__MATERIALS PROVIDED__.
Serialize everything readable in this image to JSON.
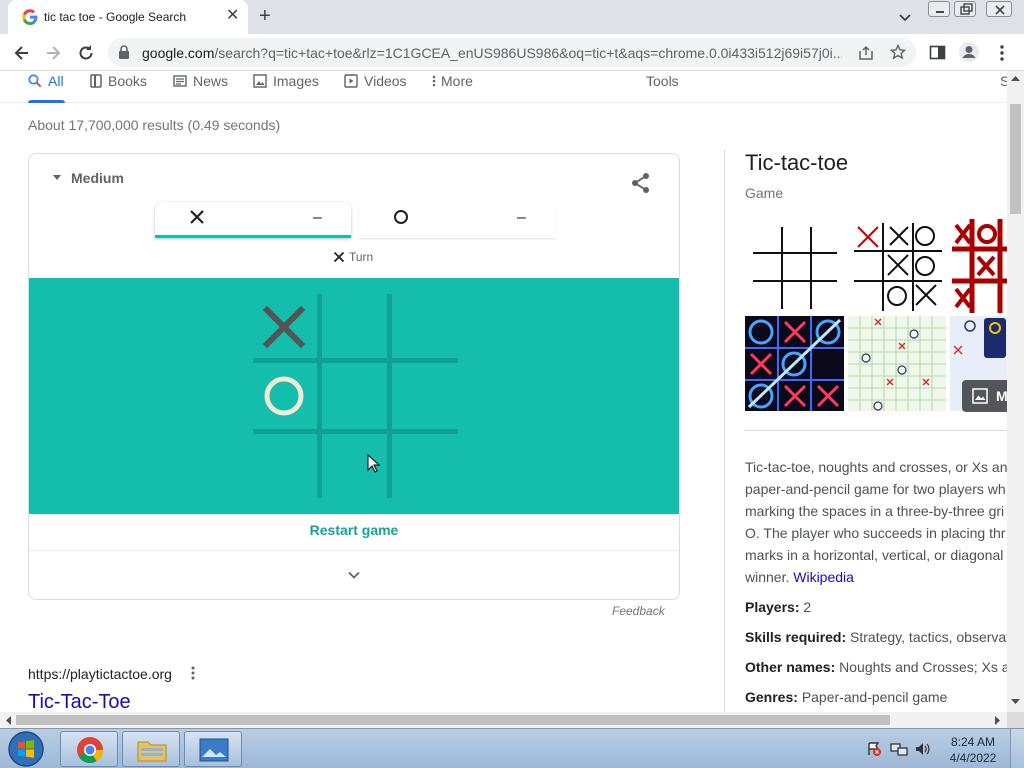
{
  "browser": {
    "tab_title": "tic tac toe - Google Search",
    "close_tab": "✕",
    "new_tab": "+",
    "url_host": "google.com",
    "url_path": "/search?q=tic+tac+toe&rlz=1C1GCEA_enUS986US986&oq=tic+t&aqs=chrome.0.0i433i512j69i57j0i..."
  },
  "search_nav": {
    "items": [
      {
        "label": "All",
        "icon": "search-icon"
      },
      {
        "label": "Books",
        "icon": "book-icon"
      },
      {
        "label": "News",
        "icon": "news-icon"
      },
      {
        "label": "Images",
        "icon": "image-icon"
      },
      {
        "label": "Videos",
        "icon": "video-icon"
      },
      {
        "label": "More",
        "icon": "more-vert-icon"
      }
    ],
    "tools": "Tools",
    "right_cut": "S"
  },
  "result_stats": "About 17,700,000 results (0.49 seconds)",
  "game": {
    "difficulty": "Medium",
    "score_x": "–",
    "score_o": "–",
    "turn_label": "Turn",
    "board": [
      "X",
      "",
      "",
      "O",
      "",
      "",
      "",
      "",
      ""
    ],
    "restart": "Restart game",
    "board_color": "#14bdac"
  },
  "feedback": "Feedback",
  "result": {
    "url": "https://playtictactoe.org",
    "title": "Tic-Tac-Toe"
  },
  "knowledge_panel": {
    "title": "Tic-tac-toe",
    "subtitle": "Game",
    "more_images_label": "M",
    "description_lines": [
      "Tic-tac-toe, noughts and crosses, or Xs an",
      "paper-and-pencil game for two players wh",
      "marking the spaces in a three-by-three gri",
      "O. The player who succeeds in placing thr",
      "marks in a horizontal, vertical, or diagonal",
      "winner."
    ],
    "source_link": "Wikipedia",
    "facts": [
      {
        "label": "Players:",
        "value": "2"
      },
      {
        "label": "Skills required:",
        "value": "Strategy, tactics, observati"
      },
      {
        "label": "Other names:",
        "value": "Noughts and Crosses; Xs ar"
      },
      {
        "label": "Genres:",
        "value": "Paper-and-pencil game"
      }
    ]
  },
  "taskbar": {
    "time": "8:24 AM",
    "date": "4/4/2022"
  }
}
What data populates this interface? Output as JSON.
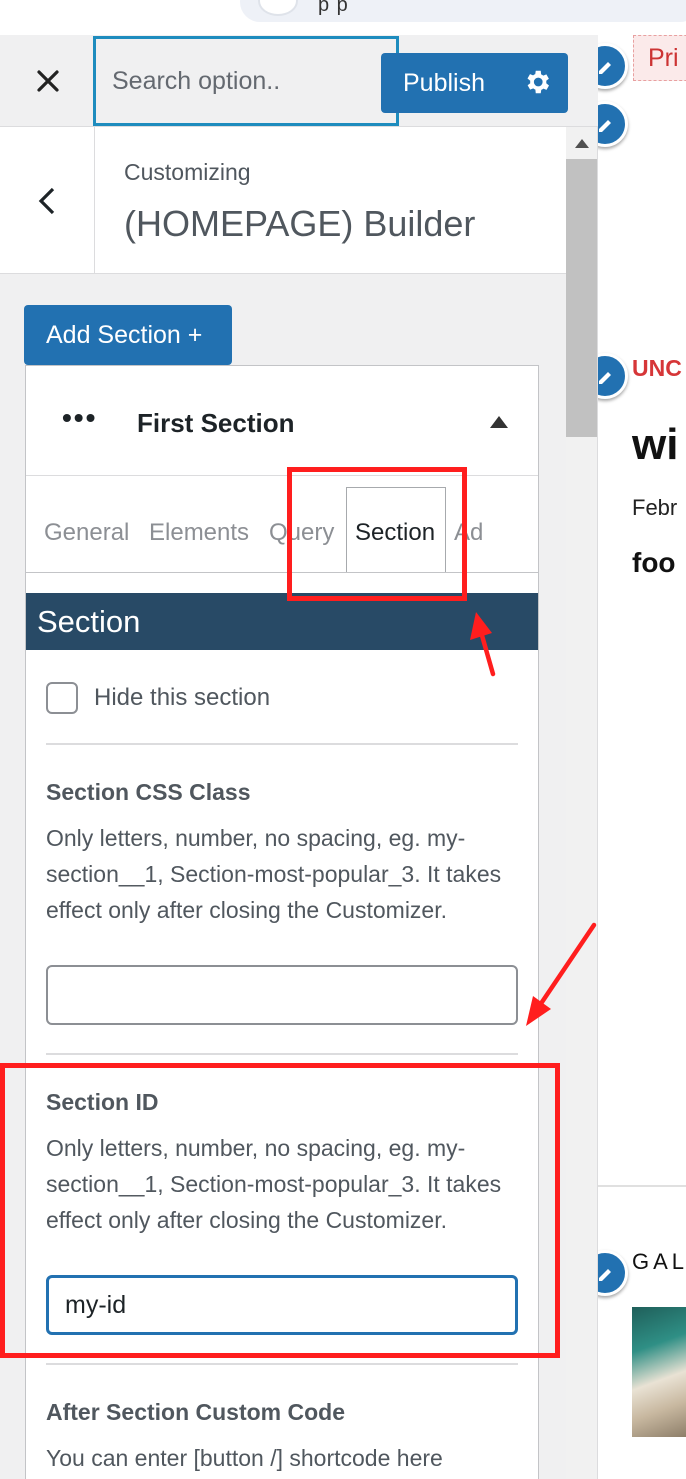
{
  "browser": {
    "address_text": "p                    p"
  },
  "header": {
    "close_icon": "close-icon",
    "search_placeholder": "Search option..",
    "publish_label": "Publish",
    "publish_icon": "gear-icon"
  },
  "title_bar": {
    "small": "Customizing",
    "big": "(HOMEPAGE) Builder"
  },
  "add_section_label": "Add Section +",
  "card": {
    "dots": "•••",
    "title": "First Section",
    "tabs": [
      "General",
      "Elements",
      "Query",
      "Section",
      "Ad"
    ],
    "active_tab": "Section",
    "banner": "Section",
    "hide_label": "Hide this section",
    "css_class": {
      "title": "Section CSS Class",
      "desc": "Only letters, number, no spacing, eg. my-section__1, Section-most-popular_3. It takes effect only after closing the Customizer.",
      "value": ""
    },
    "section_id": {
      "title": "Section ID",
      "desc": "Only letters, number, no spacing, eg. my-section__1, Section-most-popular_3. It takes effect only after closing the Customizer.",
      "value": "my-id"
    },
    "after_code": {
      "title": "After Section Custom Code",
      "desc": "You can enter [button /] shortcode here"
    }
  },
  "preview": {
    "pri": "Pri",
    "category": "UNC",
    "post_title": "wi",
    "date": "Febr",
    "foo": "foo",
    "gallery": "GAL"
  },
  "colors": {
    "accent": "#2271b1",
    "banner": "#284a66",
    "annotation_red": "#ff1e1e",
    "category_red": "#d63638"
  }
}
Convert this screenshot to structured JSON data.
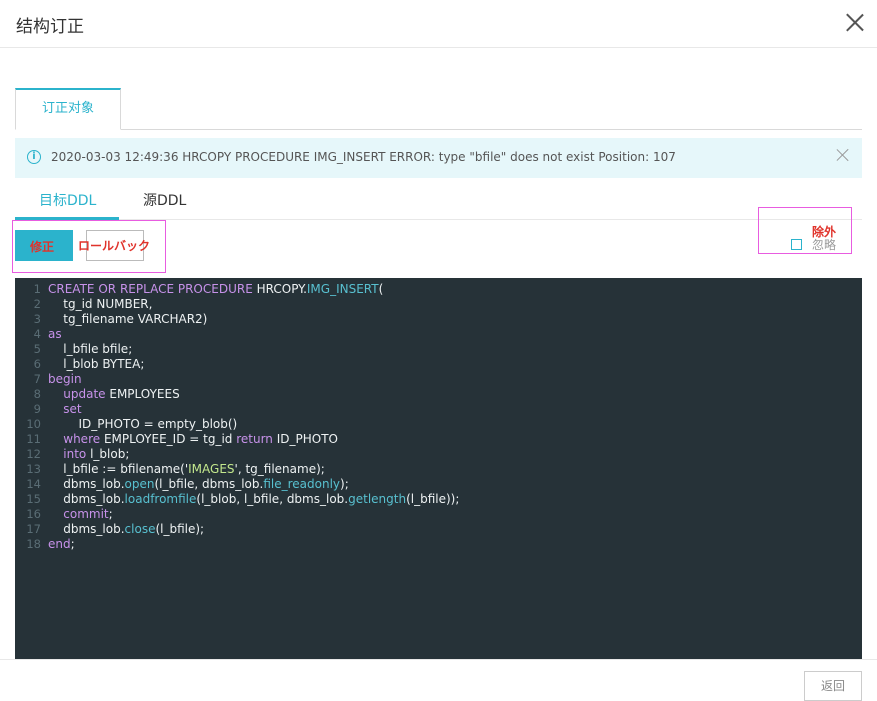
{
  "dialog": {
    "title": "结构订正"
  },
  "outer_tab": {
    "label": "订正对象"
  },
  "alert": {
    "message": "2020-03-03 12:49:36 HRCOPY PROCEDURE IMG_INSERT ERROR: type \"bfile\" does not exist Position: 107"
  },
  "inner_tabs": [
    {
      "label": "目标DDL"
    },
    {
      "label": "源DDL"
    }
  ],
  "toolbar": {
    "fix_label": "修正",
    "rollback_label": "ロールバック",
    "exclude_label": "除外",
    "ignore_label": "忽略"
  },
  "code_lines": [
    {
      "n": "1",
      "text": "CREATE OR REPLACE PROCEDURE HRCOPY.IMG_INSERT("
    },
    {
      "n": "2",
      "text": "    tg_id NUMBER,"
    },
    {
      "n": "3",
      "text": "    tg_filename VARCHAR2)"
    },
    {
      "n": "4",
      "text": "as"
    },
    {
      "n": "5",
      "text": "    l_bfile bfile;"
    },
    {
      "n": "6",
      "text": "    l_blob BYTEA;"
    },
    {
      "n": "7",
      "text": "begin"
    },
    {
      "n": "8",
      "text": "    update EMPLOYEES"
    },
    {
      "n": "9",
      "text": "    set"
    },
    {
      "n": "10",
      "text": "        ID_PHOTO = empty_blob()"
    },
    {
      "n": "11",
      "text": "    where EMPLOYEE_ID = tg_id return ID_PHOTO"
    },
    {
      "n": "12",
      "text": "    into l_blob;"
    },
    {
      "n": "13",
      "text": "    l_bfile := bfilename('IMAGES', tg_filename);"
    },
    {
      "n": "14",
      "text": "    dbms_lob.open(l_bfile, dbms_lob.file_readonly);"
    },
    {
      "n": "15",
      "text": "    dbms_lob.loadfromfile(l_blob, l_bfile, dbms_lob.getlength(l_bfile));"
    },
    {
      "n": "16",
      "text": "    commit;"
    },
    {
      "n": "17",
      "text": "    dbms_lob.close(l_bfile);"
    },
    {
      "n": "18",
      "text": "end;"
    }
  ],
  "footer": {
    "back_label": "返回"
  },
  "colors": {
    "accent": "#2bb3cc",
    "editor_bg": "#263238",
    "keyword": "#c792ea",
    "function": "#58c0d0",
    "string": "#c3e88d",
    "annotation_red": "#e0332b",
    "annotation_box": "#e85ce0"
  }
}
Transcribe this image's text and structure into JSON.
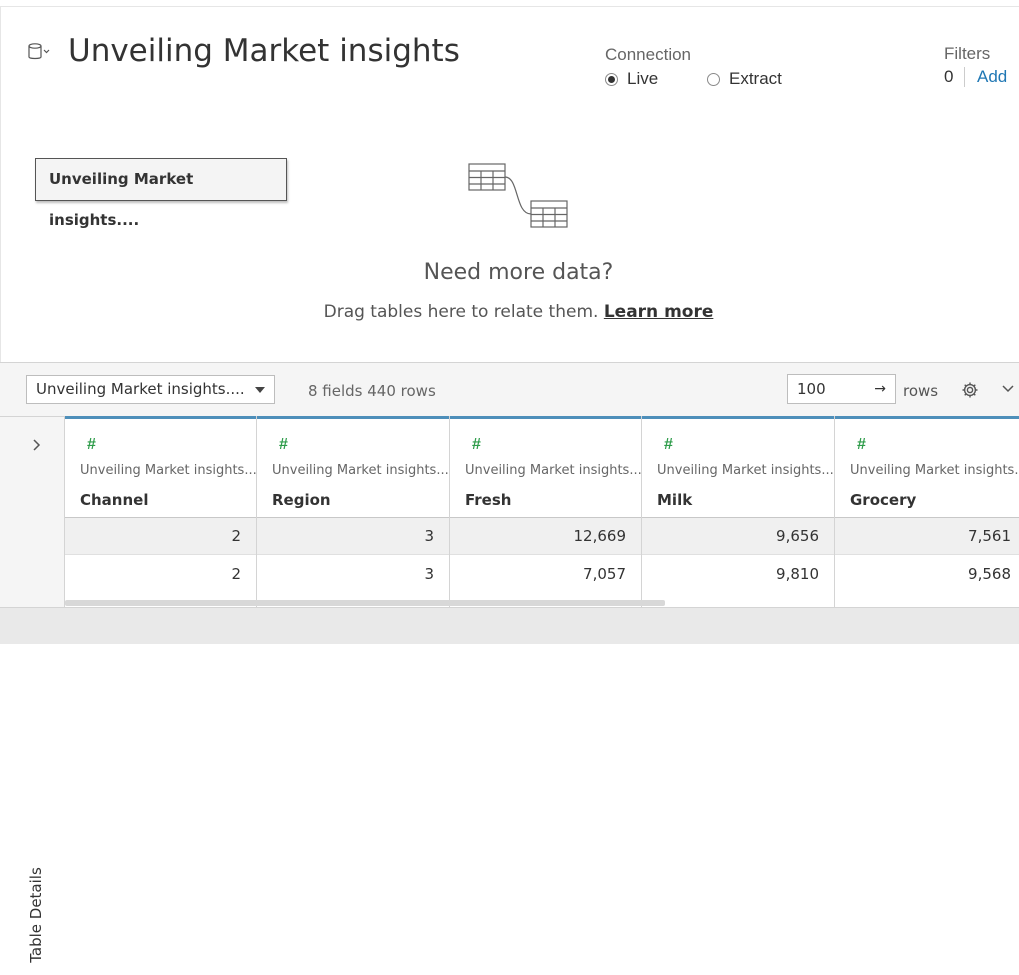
{
  "header": {
    "title": "Unveiling Market insights",
    "connection_label": "Connection",
    "connection_options": [
      "Live",
      "Extract"
    ],
    "connection_selected": "Live",
    "filters_label": "Filters",
    "filters_count": "0",
    "filters_add": "Add"
  },
  "canvas": {
    "table_pill": "Unveiling Market insights....",
    "need_more": "Need more data?",
    "drag_text": "Drag tables here to relate them.",
    "learn_more": "Learn more"
  },
  "toolbar": {
    "table_select": "Unveiling Market insights....",
    "fields_info": "8 fields 440 rows",
    "rows_value": "100",
    "rows_label": "rows"
  },
  "side": {
    "label": "Table Details"
  },
  "grid": {
    "columns": [
      {
        "source": "Unveiling Market insights....",
        "name": "Channel"
      },
      {
        "source": "Unveiling Market insights....",
        "name": "Region"
      },
      {
        "source": "Unveiling Market insights....",
        "name": "Fresh"
      },
      {
        "source": "Unveiling Market insights....",
        "name": "Milk"
      },
      {
        "source": "Unveiling Market insights....",
        "name": "Grocery"
      }
    ],
    "rows": [
      [
        "2",
        "3",
        "12,669",
        "9,656",
        "7,561"
      ],
      [
        "2",
        "3",
        "7,057",
        "9,810",
        "9,568"
      ]
    ]
  }
}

__WHAT TO PRODUCE__. Copy each line of the records above that carries the word "pencil".

__FINISHED TASK__.
      "paper-and-pencil game for two players wh",
        "value": "Paper-and-pencil game"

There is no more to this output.